STATED TASK: Print the entries verbatim, leaving out the images they contain.

Stored items:
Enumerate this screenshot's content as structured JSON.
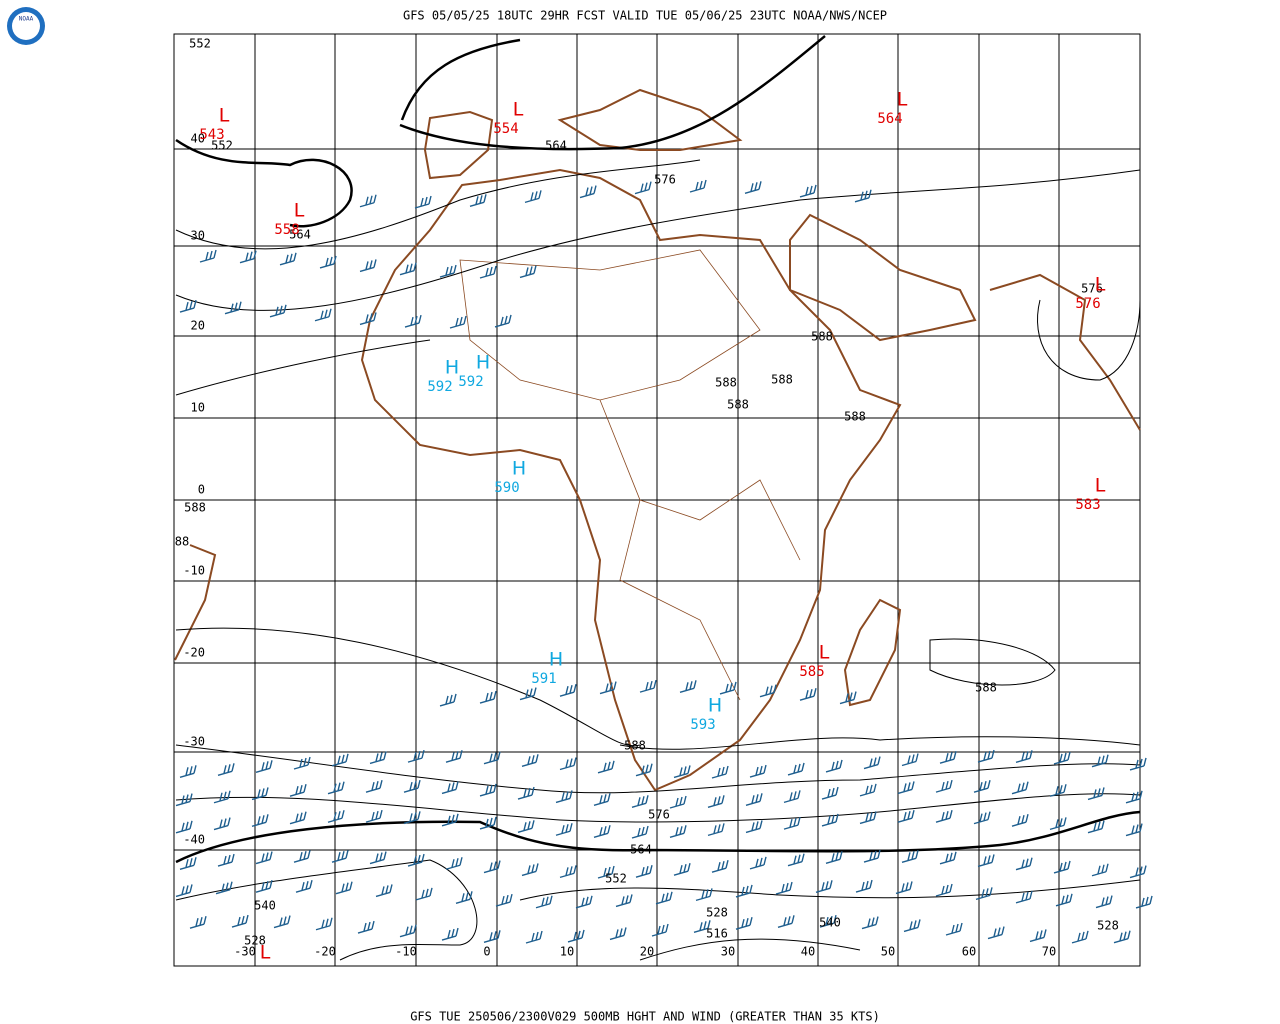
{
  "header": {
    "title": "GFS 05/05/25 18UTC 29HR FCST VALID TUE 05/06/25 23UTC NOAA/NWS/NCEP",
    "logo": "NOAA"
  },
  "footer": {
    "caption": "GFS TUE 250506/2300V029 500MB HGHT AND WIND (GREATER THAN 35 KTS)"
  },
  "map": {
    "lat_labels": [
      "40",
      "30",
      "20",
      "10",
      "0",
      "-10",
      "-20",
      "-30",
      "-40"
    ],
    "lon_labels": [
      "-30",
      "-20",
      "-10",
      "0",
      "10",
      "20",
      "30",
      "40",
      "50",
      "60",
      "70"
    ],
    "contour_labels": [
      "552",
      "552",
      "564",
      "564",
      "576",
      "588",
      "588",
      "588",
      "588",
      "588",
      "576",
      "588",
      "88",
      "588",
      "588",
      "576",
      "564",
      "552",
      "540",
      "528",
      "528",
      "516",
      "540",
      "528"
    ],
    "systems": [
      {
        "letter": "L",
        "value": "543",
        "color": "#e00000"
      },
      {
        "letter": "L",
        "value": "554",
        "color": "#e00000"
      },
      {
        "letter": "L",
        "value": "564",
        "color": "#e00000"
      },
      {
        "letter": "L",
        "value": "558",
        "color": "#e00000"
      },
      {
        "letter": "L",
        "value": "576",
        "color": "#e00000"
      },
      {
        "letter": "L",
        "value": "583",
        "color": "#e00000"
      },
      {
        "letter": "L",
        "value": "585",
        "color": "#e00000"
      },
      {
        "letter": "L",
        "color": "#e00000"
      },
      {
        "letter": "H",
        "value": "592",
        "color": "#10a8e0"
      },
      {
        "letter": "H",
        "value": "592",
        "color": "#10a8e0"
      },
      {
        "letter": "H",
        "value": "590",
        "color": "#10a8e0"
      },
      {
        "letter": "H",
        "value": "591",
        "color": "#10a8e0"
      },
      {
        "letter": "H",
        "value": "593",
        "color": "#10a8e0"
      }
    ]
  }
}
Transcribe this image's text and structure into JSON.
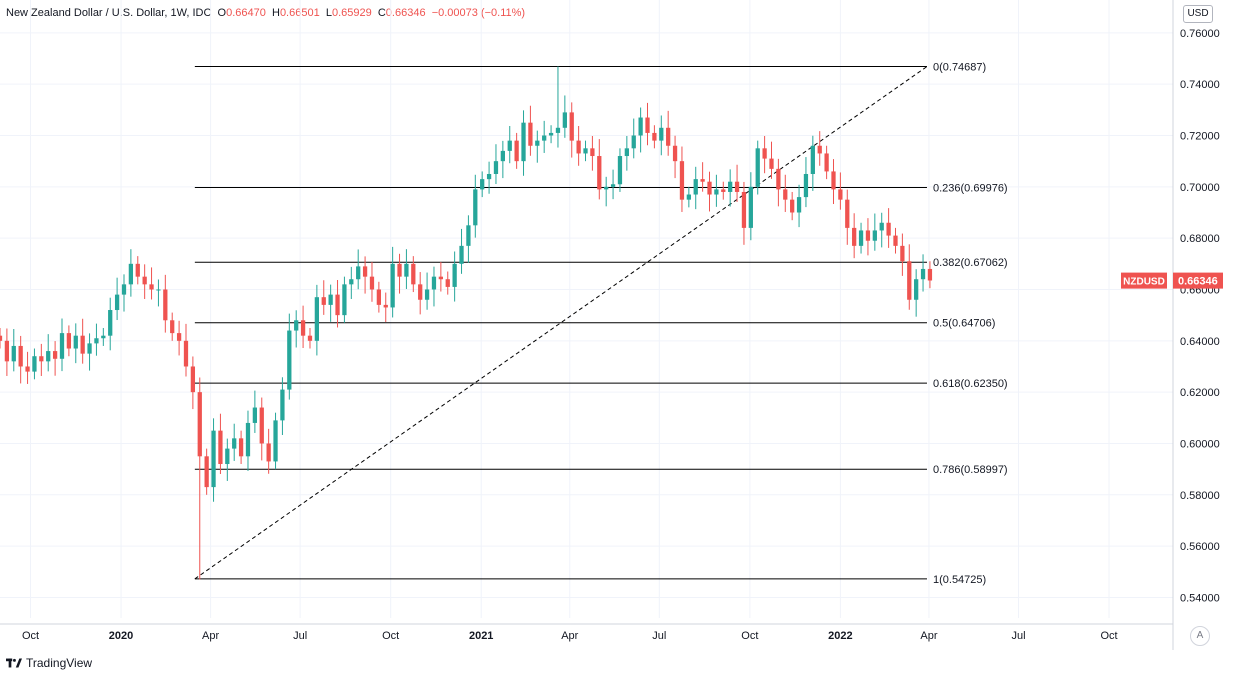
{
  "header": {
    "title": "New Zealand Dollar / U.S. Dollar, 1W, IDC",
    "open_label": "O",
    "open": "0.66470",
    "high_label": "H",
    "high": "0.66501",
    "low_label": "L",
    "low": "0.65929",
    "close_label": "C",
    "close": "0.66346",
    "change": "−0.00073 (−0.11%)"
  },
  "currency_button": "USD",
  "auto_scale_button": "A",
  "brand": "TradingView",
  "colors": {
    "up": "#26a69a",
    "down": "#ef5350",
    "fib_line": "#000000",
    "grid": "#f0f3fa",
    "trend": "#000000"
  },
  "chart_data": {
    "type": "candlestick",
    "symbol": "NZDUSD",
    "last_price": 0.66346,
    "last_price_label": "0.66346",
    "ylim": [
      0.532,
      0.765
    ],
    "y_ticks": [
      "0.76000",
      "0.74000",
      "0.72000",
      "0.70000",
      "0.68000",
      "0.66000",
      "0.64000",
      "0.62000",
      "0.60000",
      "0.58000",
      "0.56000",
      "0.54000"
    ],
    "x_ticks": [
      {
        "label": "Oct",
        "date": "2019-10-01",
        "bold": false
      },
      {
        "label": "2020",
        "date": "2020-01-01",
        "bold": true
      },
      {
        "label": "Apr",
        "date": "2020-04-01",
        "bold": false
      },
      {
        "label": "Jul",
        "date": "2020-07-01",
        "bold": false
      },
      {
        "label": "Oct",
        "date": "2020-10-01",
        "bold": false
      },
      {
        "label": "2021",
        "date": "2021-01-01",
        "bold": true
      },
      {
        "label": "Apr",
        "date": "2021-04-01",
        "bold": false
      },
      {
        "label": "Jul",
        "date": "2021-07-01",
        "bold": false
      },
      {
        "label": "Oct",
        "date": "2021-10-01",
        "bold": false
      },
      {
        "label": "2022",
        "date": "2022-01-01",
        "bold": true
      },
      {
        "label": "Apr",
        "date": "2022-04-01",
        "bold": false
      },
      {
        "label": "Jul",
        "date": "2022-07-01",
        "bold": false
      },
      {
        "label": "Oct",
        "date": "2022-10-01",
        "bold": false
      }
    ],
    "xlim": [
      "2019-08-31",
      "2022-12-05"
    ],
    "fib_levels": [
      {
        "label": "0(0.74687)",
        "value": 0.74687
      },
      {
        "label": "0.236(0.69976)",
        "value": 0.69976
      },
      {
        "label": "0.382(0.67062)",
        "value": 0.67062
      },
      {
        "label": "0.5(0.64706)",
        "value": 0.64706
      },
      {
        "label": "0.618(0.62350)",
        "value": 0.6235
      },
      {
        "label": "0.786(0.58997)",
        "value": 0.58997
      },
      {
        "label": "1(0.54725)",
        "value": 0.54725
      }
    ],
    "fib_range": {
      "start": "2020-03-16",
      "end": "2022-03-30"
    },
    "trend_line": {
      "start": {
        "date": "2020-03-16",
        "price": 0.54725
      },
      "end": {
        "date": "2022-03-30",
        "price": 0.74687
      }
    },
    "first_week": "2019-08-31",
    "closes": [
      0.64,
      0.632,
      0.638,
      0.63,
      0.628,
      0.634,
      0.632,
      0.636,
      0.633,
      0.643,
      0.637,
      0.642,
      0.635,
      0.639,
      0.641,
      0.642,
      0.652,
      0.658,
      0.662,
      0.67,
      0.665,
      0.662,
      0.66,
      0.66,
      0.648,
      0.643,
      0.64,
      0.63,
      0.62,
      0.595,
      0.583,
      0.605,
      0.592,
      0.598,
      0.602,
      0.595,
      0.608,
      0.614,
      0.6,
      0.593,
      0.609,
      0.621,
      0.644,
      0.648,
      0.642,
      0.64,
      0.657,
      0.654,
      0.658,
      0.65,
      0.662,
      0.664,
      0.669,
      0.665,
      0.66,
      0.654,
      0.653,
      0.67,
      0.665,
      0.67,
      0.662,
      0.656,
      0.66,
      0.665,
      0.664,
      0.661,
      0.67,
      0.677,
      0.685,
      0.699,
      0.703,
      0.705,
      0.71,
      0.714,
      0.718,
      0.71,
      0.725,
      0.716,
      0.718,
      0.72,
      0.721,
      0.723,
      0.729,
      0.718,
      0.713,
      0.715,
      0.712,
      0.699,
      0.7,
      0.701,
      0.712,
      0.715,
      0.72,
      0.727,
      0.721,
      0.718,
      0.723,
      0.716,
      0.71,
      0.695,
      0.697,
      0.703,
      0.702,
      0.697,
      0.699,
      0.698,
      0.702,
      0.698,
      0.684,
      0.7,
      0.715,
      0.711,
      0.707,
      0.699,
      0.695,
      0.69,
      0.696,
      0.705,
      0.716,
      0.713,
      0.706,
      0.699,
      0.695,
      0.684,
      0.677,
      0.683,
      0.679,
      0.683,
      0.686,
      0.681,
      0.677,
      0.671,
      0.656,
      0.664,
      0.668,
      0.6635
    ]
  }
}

EXERCISE RESULT:
Enumerate this screenshot's content as structured JSON.
{
  "header": {
    "title": "GFS 05/05/25 18UTC 29HR FCST VALID TUE 05/06/25 23UTC NOAA/NWS/NCEP",
    "logo": "NOAA"
  },
  "footer": {
    "caption": "GFS TUE 250506/2300V029 500MB HGHT AND WIND (GREATER THAN 35 KTS)"
  },
  "map": {
    "lat_labels": [
      "40",
      "30",
      "20",
      "10",
      "0",
      "-10",
      "-20",
      "-30",
      "-40"
    ],
    "lon_labels": [
      "-30",
      "-20",
      "-10",
      "0",
      "10",
      "20",
      "30",
      "40",
      "50",
      "60",
      "70"
    ],
    "contour_labels": [
      "552",
      "552",
      "564",
      "564",
      "576",
      "588",
      "588",
      "588",
      "588",
      "588",
      "576",
      "588",
      "88",
      "588",
      "588",
      "576",
      "564",
      "552",
      "540",
      "528",
      "528",
      "516",
      "540",
      "528"
    ],
    "systems": [
      {
        "letter": "L",
        "value": "543",
        "color": "#e00000"
      },
      {
        "letter": "L",
        "value": "554",
        "color": "#e00000"
      },
      {
        "letter": "L",
        "value": "564",
        "color": "#e00000"
      },
      {
        "letter": "L",
        "value": "558",
        "color": "#e00000"
      },
      {
        "letter": "L",
        "value": "576",
        "color": "#e00000"
      },
      {
        "letter": "L",
        "value": "583",
        "color": "#e00000"
      },
      {
        "letter": "L",
        "value": "585",
        "color": "#e00000"
      },
      {
        "letter": "L",
        "color": "#e00000"
      },
      {
        "letter": "H",
        "value": "592",
        "color": "#10a8e0"
      },
      {
        "letter": "H",
        "value": "592",
        "color": "#10a8e0"
      },
      {
        "letter": "H",
        "value": "590",
        "color": "#10a8e0"
      },
      {
        "letter": "H",
        "value": "591",
        "color": "#10a8e0"
      },
      {
        "letter": "H",
        "value": "593",
        "color": "#10a8e0"
      }
    ]
  }
}
Transcribe this image's text and structure into JSON.
{
  "header": {
    "title": "New Zealand Dollar / U.S. Dollar, 1W, IDC",
    "open_label": "O",
    "open": "0.66470",
    "high_label": "H",
    "high": "0.66501",
    "low_label": "L",
    "low": "0.65929",
    "close_label": "C",
    "close": "0.66346",
    "change": "−0.00073 (−0.11%)"
  },
  "currency_button": "USD",
  "auto_scale_button": "A",
  "brand": "TradingView",
  "colors": {
    "up": "#26a69a",
    "down": "#ef5350",
    "fib_line": "#000000",
    "grid": "#f0f3fa",
    "trend": "#000000"
  },
  "chart_data": {
    "type": "candlestick",
    "symbol": "NZDUSD",
    "last_price": 0.66346,
    "last_price_label": "0.66346",
    "ylim": [
      0.532,
      0.765
    ],
    "y_ticks": [
      "0.76000",
      "0.74000",
      "0.72000",
      "0.70000",
      "0.68000",
      "0.66000",
      "0.64000",
      "0.62000",
      "0.60000",
      "0.58000",
      "0.56000",
      "0.54000"
    ],
    "x_ticks": [
      {
        "label": "Oct",
        "date": "2019-10-01",
        "bold": false
      },
      {
        "label": "2020",
        "date": "2020-01-01",
        "bold": true
      },
      {
        "label": "Apr",
        "date": "2020-04-01",
        "bold": false
      },
      {
        "label": "Jul",
        "date": "2020-07-01",
        "bold": false
      },
      {
        "label": "Oct",
        "date": "2020-10-01",
        "bold": false
      },
      {
        "label": "2021",
        "date": "2021-01-01",
        "bold": true
      },
      {
        "label": "Apr",
        "date": "2021-04-01",
        "bold": false
      },
      {
        "label": "Jul",
        "date": "2021-07-01",
        "bold": false
      },
      {
        "label": "Oct",
        "date": "2021-10-01",
        "bold": false
      },
      {
        "label": "2022",
        "date": "2022-01-01",
        "bold": true
      },
      {
        "label": "Apr",
        "date": "2022-04-01",
        "bold": false
      },
      {
        "label": "Jul",
        "date": "2022-07-01",
        "bold": false
      },
      {
        "label": "Oct",
        "date": "2022-10-01",
        "bold": false
      }
    ],
    "xlim": [
      "2019-08-31",
      "2022-12-05"
    ],
    "fib_levels": [
      {
        "label": "0(0.74687)",
        "value": 0.74687
      },
      {
        "label": "0.236(0.69976)",
        "value": 0.69976
      },
      {
        "label": "0.382(0.67062)",
        "value": 0.67062
      },
      {
        "label": "0.5(0.64706)",
        "value": 0.64706
      },
      {
        "label": "0.618(0.62350)",
        "value": 0.6235
      },
      {
        "label": "0.786(0.58997)",
        "value": 0.58997
      },
      {
        "label": "1(0.54725)",
        "value": 0.54725
      }
    ],
    "fib_range": {
      "start": "2020-03-16",
      "end": "2022-03-30"
    },
    "trend_line": {
      "start": {
        "date": "2020-03-16",
        "price": 0.54725
      },
      "end": {
        "date": "2022-03-30",
        "price": 0.74687
      }
    },
    "first_week": "2019-08-31",
    "closes": [
      0.64,
      0.632,
      0.638,
      0.63,
      0.628,
      0.634,
      0.632,
      0.636,
      0.633,
      0.643,
      0.637,
      0.642,
      0.635,
      0.639,
      0.641,
      0.642,
      0.652,
      0.658,
      0.662,
      0.67,
      0.665,
      0.662,
      0.66,
      0.66,
      0.648,
      0.643,
      0.64,
      0.63,
      0.62,
      0.595,
      0.583,
      0.605,
      0.592,
      0.598,
      0.602,
      0.595,
      0.608,
      0.614,
      0.6,
      0.593,
      0.609,
      0.621,
      0.644,
      0.648,
      0.642,
      0.64,
      0.657,
      0.654,
      0.658,
      0.65,
      0.662,
      0.664,
      0.669,
      0.665,
      0.66,
      0.654,
      0.653,
      0.67,
      0.665,
      0.67,
      0.662,
      0.656,
      0.66,
      0.665,
      0.664,
      0.661,
      0.67,
      0.677,
      0.685,
      0.699,
      0.703,
      0.705,
      0.71,
      0.714,
      0.718,
      0.71,
      0.725,
      0.716,
      0.718,
      0.72,
      0.721,
      0.723,
      0.729,
      0.718,
      0.713,
      0.715,
      0.712,
      0.699,
      0.7,
      0.701,
      0.712,
      0.715,
      0.72,
      0.727,
      0.721,
      0.718,
      0.723,
      0.716,
      0.71,
      0.695,
      0.697,
      0.703,
      0.702,
      0.697,
      0.699,
      0.698,
      0.702,
      0.698,
      0.684,
      0.7,
      0.715,
      0.711,
      0.707,
      0.699,
      0.695,
      0.69,
      0.696,
      0.705,
      0.716,
      0.713,
      0.706,
      0.699,
      0.695,
      0.684,
      0.677,
      0.683,
      0.679,
      0.683,
      0.686,
      0.681,
      0.677,
      0.671,
      0.656,
      0.664,
      0.668,
      0.6635
    ]
  }
}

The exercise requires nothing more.